-- Data excerpts --
• • • • •

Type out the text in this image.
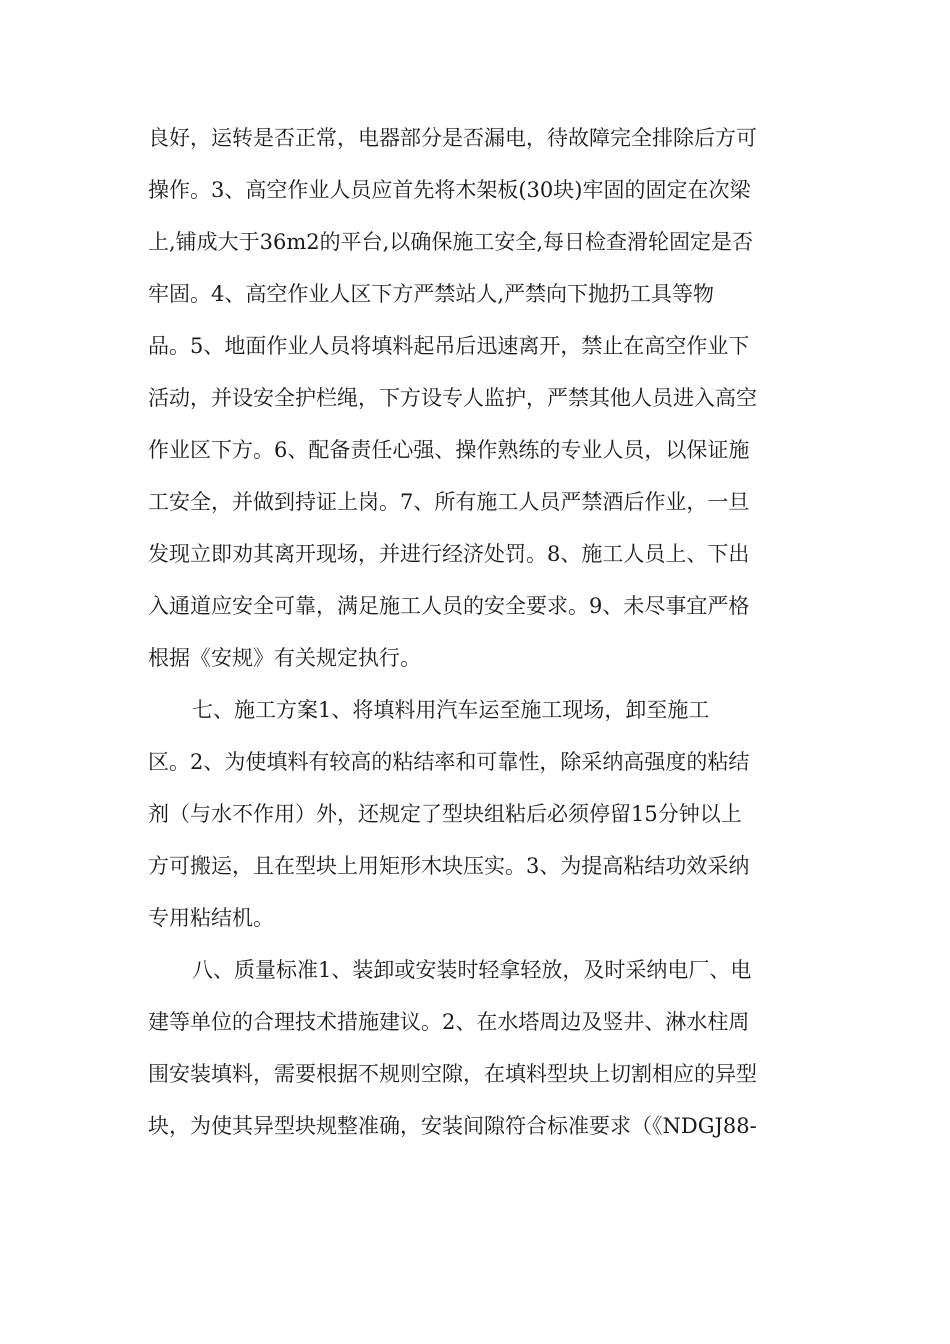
良好，运转是否正常，电器部分是否漏电，待故障完全排除后方可
操作。3、高空作业人员应首先将木架板(30块)牢固的固定在次梁
上,铺成大于36m2的平台,以确保施工安全,每日检查滑轮固定是否
牢固。4、高空作业人区下方严禁站人,严禁向下抛扔工具等物
品。5、地面作业人员将填料起吊后迅速离开，禁止在高空作业下
活动，并设安全护栏绳，下方设专人监护，严禁其他人员进入高空
作业区下方。6、配备责任心强、操作熟练的专业人员，以保证施
工安全，并做到持证上岗。7、所有施工人员严禁酒后作业，一旦
发现立即劝其离开现场，并进行经济处罚。8、施工人员上、下出
入通道应安全可靠，满足施工人员的安全要求。9、未尽事宜严格
根据《安规》有关规定执行。
七、施工方案1、将填料用汽车运至施工现场，卸至施工
区。2、为使填料有较高的粘结率和可靠性，除采纳高强度的粘结
剂（与水不作用）外，还规定了型块组粘后必须停留15分钟以上
方可搬运，且在型块上用矩形木块压实。3、为提高粘结功效采纳
专用粘结机。
八、质量标准1、装卸或安装时轻拿轻放，及时采纳电厂、电
建等单位的合理技术措施建议。2、在水塔周边及竖井、淋水柱周
围安装填料，需要根据不规则空隙，在填料型块上切割相应的异型
块，为使其异型块规整准确，安装间隙符合标准要求（《NDGJ88-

• • • • •

-- INSTRUCTION --
Repeat the records above verbatim, with no pictures in the result.

-- FULL OUTPUT --
Type out the text in this image.
良好，运转是否正常，电器部分是否漏电，待故障完全排除后方可
操作。3、高空作业人员应首先将木架板(30块)牢固的固定在次梁
上,铺成大于36m2的平台,以确保施工安全,每日检查滑轮固定是否
牢固。4、高空作业人区下方严禁站人,严禁向下抛扔工具等物
品。5、地面作业人员将填料起吊后迅速离开，禁止在高空作业下
活动，并设安全护栏绳，下方设专人监护，严禁其他人员进入高空
作业区下方。6、配备责任心强、操作熟练的专业人员，以保证施
工安全，并做到持证上岗。7、所有施工人员严禁酒后作业，一旦
发现立即劝其离开现场，并进行经济处罚。8、施工人员上、下出
入通道应安全可靠，满足施工人员的安全要求。9、未尽事宜严格
根据《安规》有关规定执行。
七、施工方案1、将填料用汽车运至施工现场，卸至施工
区。2、为使填料有较高的粘结率和可靠性，除采纳高强度的粘结
剂（与水不作用）外，还规定了型块组粘后必须停留15分钟以上
方可搬运，且在型块上用矩形木块压实。3、为提高粘结功效采纳
专用粘结机。
八、质量标准1、装卸或安装时轻拿轻放，及时采纳电厂、电
建等单位的合理技术措施建议。2、在水塔周边及竖井、淋水柱周
围安装填料，需要根据不规则空隙，在填料型块上切割相应的异型
块，为使其异型块规整准确，安装间隙符合标准要求（《NDGJ88-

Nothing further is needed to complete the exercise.